[Extracted records]
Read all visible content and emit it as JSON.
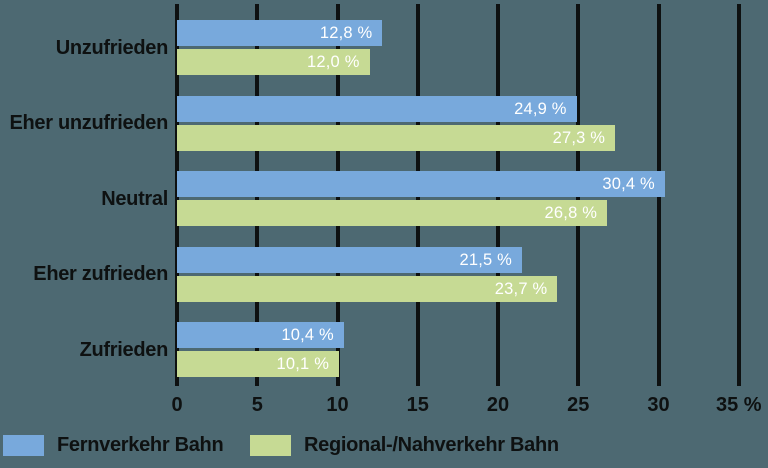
{
  "chart_data": {
    "type": "bar",
    "orientation": "horizontal",
    "title": "",
    "xlabel": "",
    "ylabel": "",
    "xlim": [
      0,
      35
    ],
    "x_ticks": [
      0,
      5,
      10,
      15,
      20,
      25,
      30,
      35
    ],
    "x_tick_labels": [
      "0",
      "5",
      "10",
      "15",
      "20",
      "25",
      "30",
      "35 %"
    ],
    "grid": "vertical",
    "legend_position": "bottom",
    "categories": [
      "Unzufrieden",
      "Eher unzufrieden",
      "Neutral",
      "Eher zufrieden",
      "Zufrieden"
    ],
    "series": [
      {
        "name": "Fernverkehr Bahn",
        "color": "#78a9dc",
        "values": [
          12.8,
          24.9,
          30.4,
          21.5,
          10.4
        ],
        "value_labels": [
          "12,8 %",
          "24,9 %",
          "30,4 %",
          "21,5 %",
          "10,4 %"
        ]
      },
      {
        "name": "Regional-/Nahverkehr Bahn",
        "color": "#c6da94",
        "values": [
          12.0,
          27.3,
          26.8,
          23.7,
          10.1
        ],
        "value_labels": [
          "12,0 %",
          "27,3 %",
          "26,8 %",
          "23,7 %",
          "10,1 %"
        ]
      }
    ]
  },
  "legend": {
    "items": [
      {
        "label": "Fernverkehr Bahn",
        "color": "#78a9dc"
      },
      {
        "label": "Regional-/Nahverkehr Bahn",
        "color": "#c6da94"
      }
    ]
  },
  "colors": {
    "background": "#4d6972",
    "bar_blue": "#78a9dc",
    "bar_green": "#c6da94",
    "grid_and_text": "#0e1111",
    "bar_value_text": "#ffffff"
  }
}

REQUIREMENTS
Print the records above exactly as they stand, but leave out the pictures.

FINISHED TASK
Read all visible content and emit it as JSON.
{
  "chart_data": {
    "type": "bar",
    "orientation": "horizontal",
    "title": "",
    "xlabel": "",
    "ylabel": "",
    "xlim": [
      0,
      35
    ],
    "x_ticks": [
      0,
      5,
      10,
      15,
      20,
      25,
      30,
      35
    ],
    "x_tick_labels": [
      "0",
      "5",
      "10",
      "15",
      "20",
      "25",
      "30",
      "35 %"
    ],
    "grid": "vertical",
    "legend_position": "bottom",
    "categories": [
      "Unzufrieden",
      "Eher unzufrieden",
      "Neutral",
      "Eher zufrieden",
      "Zufrieden"
    ],
    "series": [
      {
        "name": "Fernverkehr Bahn",
        "color": "#78a9dc",
        "values": [
          12.8,
          24.9,
          30.4,
          21.5,
          10.4
        ],
        "value_labels": [
          "12,8 %",
          "24,9 %",
          "30,4 %",
          "21,5 %",
          "10,4 %"
        ]
      },
      {
        "name": "Regional-/Nahverkehr Bahn",
        "color": "#c6da94",
        "values": [
          12.0,
          27.3,
          26.8,
          23.7,
          10.1
        ],
        "value_labels": [
          "12,0 %",
          "27,3 %",
          "26,8 %",
          "23,7 %",
          "10,1 %"
        ]
      }
    ]
  },
  "legend": {
    "items": [
      {
        "label": "Fernverkehr Bahn",
        "color": "#78a9dc"
      },
      {
        "label": "Regional-/Nahverkehr Bahn",
        "color": "#c6da94"
      }
    ]
  },
  "colors": {
    "background": "#4d6972",
    "bar_blue": "#78a9dc",
    "bar_green": "#c6da94",
    "grid_and_text": "#0e1111",
    "bar_value_text": "#ffffff"
  }
}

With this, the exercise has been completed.